• AVAILABLE RECORDS:
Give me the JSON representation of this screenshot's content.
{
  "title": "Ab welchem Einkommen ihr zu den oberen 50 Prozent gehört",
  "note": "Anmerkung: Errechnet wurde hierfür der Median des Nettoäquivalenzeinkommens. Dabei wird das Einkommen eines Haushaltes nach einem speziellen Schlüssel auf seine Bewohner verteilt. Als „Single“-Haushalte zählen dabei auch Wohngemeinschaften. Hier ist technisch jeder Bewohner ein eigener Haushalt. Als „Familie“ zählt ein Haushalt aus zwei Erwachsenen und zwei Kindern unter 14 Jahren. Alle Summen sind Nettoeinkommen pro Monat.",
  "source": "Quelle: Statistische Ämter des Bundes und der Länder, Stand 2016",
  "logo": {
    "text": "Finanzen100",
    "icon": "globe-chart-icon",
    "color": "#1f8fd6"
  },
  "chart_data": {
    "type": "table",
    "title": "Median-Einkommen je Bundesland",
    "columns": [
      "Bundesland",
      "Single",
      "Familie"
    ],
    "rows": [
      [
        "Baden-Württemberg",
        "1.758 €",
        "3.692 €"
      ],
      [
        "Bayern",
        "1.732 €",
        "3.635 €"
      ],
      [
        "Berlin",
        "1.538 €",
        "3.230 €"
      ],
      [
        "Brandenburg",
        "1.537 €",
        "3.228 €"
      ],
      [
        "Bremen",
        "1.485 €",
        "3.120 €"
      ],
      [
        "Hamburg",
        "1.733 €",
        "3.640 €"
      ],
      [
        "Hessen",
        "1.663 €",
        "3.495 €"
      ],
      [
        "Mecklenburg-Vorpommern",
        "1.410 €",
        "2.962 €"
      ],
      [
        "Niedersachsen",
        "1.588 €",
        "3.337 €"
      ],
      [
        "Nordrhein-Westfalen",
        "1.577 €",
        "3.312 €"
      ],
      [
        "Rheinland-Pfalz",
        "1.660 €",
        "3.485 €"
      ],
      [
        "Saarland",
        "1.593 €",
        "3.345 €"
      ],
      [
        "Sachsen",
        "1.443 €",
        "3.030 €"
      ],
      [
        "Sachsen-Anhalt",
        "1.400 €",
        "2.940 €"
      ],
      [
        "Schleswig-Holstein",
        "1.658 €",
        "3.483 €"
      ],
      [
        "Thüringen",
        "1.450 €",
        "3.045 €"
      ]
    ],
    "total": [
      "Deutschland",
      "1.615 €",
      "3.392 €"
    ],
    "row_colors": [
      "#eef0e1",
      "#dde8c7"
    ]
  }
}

• WHAT TO WORK ON: Copy the material above verbatim.

• SOLVED EXERCISE:
Give me the JSON representation of this screenshot's content.
{
  "title": "Ab welchem Einkommen ihr zu den oberen 50 Prozent gehört",
  "note": "Anmerkung: Errechnet wurde hierfür der Median des Nettoäquivalenzeinkommens. Dabei wird das Einkommen eines Haushaltes nach einem speziellen Schlüssel auf seine Bewohner verteilt. Als „Single“-Haushalte zählen dabei auch Wohngemeinschaften. Hier ist technisch jeder Bewohner ein eigener Haushalt. Als „Familie“ zählt ein Haushalt aus zwei Erwachsenen und zwei Kindern unter 14 Jahren. Alle Summen sind Nettoeinkommen pro Monat.",
  "source": "Quelle: Statistische Ämter des Bundes und der Länder, Stand 2016",
  "logo": {
    "text": "Finanzen100",
    "icon": "globe-chart-icon",
    "color": "#1f8fd6"
  },
  "chart_data": {
    "type": "table",
    "title": "Median-Einkommen je Bundesland",
    "columns": [
      "Bundesland",
      "Single",
      "Familie"
    ],
    "rows": [
      [
        "Baden-Württemberg",
        "1.758 €",
        "3.692 €"
      ],
      [
        "Bayern",
        "1.732 €",
        "3.635 €"
      ],
      [
        "Berlin",
        "1.538 €",
        "3.230 €"
      ],
      [
        "Brandenburg",
        "1.537 €",
        "3.228 €"
      ],
      [
        "Bremen",
        "1.485 €",
        "3.120 €"
      ],
      [
        "Hamburg",
        "1.733 €",
        "3.640 €"
      ],
      [
        "Hessen",
        "1.663 €",
        "3.495 €"
      ],
      [
        "Mecklenburg-Vorpommern",
        "1.410 €",
        "2.962 €"
      ],
      [
        "Niedersachsen",
        "1.588 €",
        "3.337 €"
      ],
      [
        "Nordrhein-Westfalen",
        "1.577 €",
        "3.312 €"
      ],
      [
        "Rheinland-Pfalz",
        "1.660 €",
        "3.485 €"
      ],
      [
        "Saarland",
        "1.593 €",
        "3.345 €"
      ],
      [
        "Sachsen",
        "1.443 €",
        "3.030 €"
      ],
      [
        "Sachsen-Anhalt",
        "1.400 €",
        "2.940 €"
      ],
      [
        "Schleswig-Holstein",
        "1.658 €",
        "3.483 €"
      ],
      [
        "Thüringen",
        "1.450 €",
        "3.045 €"
      ]
    ],
    "total": [
      "Deutschland",
      "1.615 €",
      "3.392 €"
    ],
    "row_colors": [
      "#eef0e1",
      "#dde8c7"
    ]
  }
}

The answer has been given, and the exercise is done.